**What you will do**
Copy, from the entries below, each line where the word "messagerie" can be found.

— Start of Stored rows —

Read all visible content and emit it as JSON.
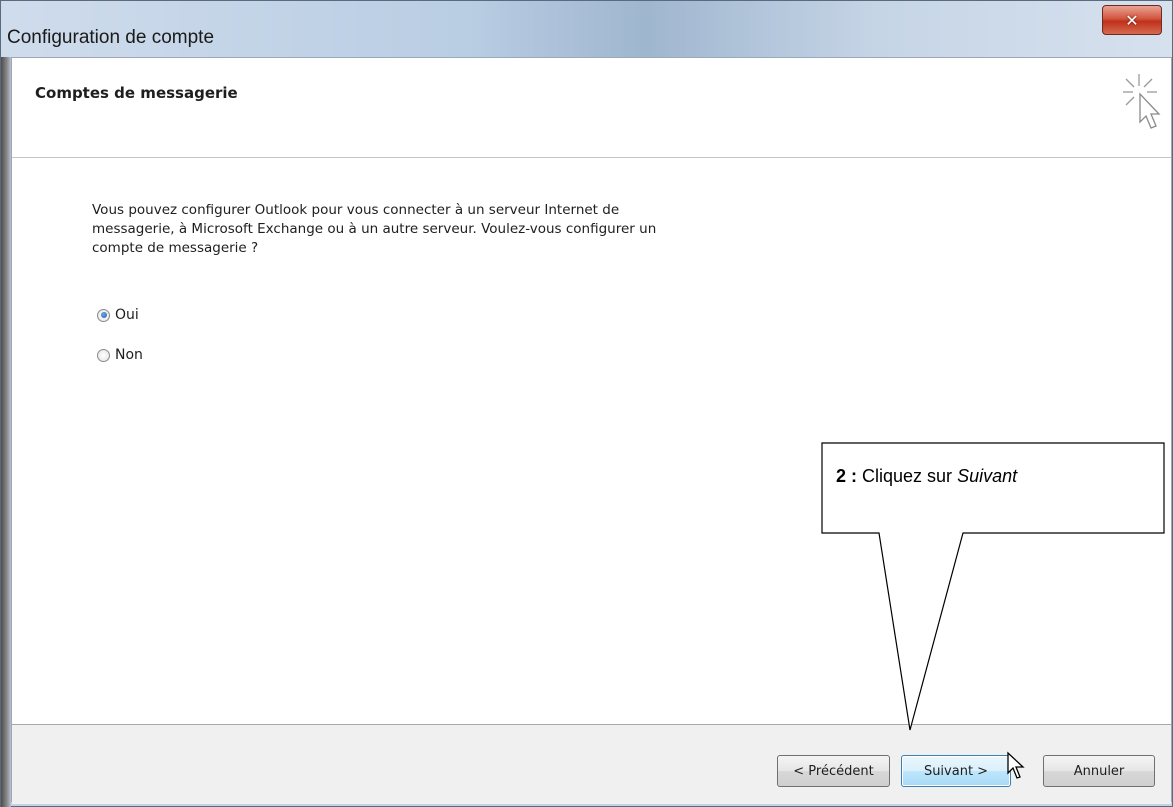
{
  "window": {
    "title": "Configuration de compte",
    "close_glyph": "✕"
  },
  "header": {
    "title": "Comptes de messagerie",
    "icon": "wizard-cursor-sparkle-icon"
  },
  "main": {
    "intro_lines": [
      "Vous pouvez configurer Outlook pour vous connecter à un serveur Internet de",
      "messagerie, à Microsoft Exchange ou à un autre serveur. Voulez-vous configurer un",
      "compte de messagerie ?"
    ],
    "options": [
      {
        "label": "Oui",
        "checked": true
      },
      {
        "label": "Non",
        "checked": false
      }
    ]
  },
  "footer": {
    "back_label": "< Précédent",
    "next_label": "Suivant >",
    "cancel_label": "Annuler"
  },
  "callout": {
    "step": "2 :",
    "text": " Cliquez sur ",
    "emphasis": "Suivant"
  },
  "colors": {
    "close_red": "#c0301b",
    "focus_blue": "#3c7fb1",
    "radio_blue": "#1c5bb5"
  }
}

— End of Stored rows —
— Start of Stored rows —

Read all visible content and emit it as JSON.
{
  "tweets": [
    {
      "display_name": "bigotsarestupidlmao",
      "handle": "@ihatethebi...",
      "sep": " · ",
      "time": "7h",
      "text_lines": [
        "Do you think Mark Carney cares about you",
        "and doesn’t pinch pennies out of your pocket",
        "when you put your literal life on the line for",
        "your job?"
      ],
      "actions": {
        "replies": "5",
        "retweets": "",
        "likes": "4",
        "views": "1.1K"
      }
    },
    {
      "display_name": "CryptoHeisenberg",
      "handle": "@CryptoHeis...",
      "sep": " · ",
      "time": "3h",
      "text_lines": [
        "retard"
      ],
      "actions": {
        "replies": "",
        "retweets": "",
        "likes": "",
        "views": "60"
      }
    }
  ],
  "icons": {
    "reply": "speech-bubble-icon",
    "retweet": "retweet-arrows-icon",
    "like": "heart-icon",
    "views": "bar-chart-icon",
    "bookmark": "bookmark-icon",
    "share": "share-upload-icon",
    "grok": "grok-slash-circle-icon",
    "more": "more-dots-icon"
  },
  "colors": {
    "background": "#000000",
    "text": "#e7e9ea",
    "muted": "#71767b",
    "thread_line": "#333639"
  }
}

— End of Stored rows —
— Start of Stored rows —

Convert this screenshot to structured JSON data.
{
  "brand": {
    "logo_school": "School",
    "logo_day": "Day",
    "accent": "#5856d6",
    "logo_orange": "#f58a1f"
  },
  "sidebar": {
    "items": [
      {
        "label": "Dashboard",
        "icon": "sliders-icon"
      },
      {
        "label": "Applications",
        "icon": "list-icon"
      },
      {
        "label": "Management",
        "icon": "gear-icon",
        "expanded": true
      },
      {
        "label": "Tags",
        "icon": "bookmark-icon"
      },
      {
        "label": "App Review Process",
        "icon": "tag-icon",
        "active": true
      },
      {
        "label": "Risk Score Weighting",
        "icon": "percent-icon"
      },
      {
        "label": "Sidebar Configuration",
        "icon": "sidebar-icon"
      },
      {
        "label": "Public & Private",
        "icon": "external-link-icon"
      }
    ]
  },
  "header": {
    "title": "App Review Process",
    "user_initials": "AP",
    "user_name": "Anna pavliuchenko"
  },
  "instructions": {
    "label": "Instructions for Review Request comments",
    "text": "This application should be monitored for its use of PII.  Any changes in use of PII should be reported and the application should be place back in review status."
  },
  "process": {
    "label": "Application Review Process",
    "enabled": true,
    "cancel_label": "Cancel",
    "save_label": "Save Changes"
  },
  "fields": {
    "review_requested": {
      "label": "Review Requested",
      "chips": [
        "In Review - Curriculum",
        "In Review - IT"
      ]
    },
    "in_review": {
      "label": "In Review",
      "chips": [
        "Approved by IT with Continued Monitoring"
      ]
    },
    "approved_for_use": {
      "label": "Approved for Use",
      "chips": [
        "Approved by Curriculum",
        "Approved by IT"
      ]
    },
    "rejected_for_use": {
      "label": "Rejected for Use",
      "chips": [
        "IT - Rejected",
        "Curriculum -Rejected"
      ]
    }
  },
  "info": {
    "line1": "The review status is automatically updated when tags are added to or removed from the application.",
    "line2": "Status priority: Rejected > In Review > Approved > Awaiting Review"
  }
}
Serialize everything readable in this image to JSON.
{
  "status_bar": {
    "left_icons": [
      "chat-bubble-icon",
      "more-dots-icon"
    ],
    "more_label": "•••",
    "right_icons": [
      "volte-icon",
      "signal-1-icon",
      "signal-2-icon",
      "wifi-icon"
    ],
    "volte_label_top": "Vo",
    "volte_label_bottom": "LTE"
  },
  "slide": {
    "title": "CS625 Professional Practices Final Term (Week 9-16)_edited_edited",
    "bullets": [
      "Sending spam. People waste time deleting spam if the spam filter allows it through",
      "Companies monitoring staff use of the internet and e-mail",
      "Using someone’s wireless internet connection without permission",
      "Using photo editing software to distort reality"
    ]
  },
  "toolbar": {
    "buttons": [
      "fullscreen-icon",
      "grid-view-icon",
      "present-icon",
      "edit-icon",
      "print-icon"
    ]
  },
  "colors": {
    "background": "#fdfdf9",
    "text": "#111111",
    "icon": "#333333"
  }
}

— End of Stored rows —

**Solution for this task**
    "title": "Comptes de messagerie",
      "messagerie, à Microsoft Exchange ou à un autre serveur. Voulez-vous configurer un",
      "compte de messagerie ?"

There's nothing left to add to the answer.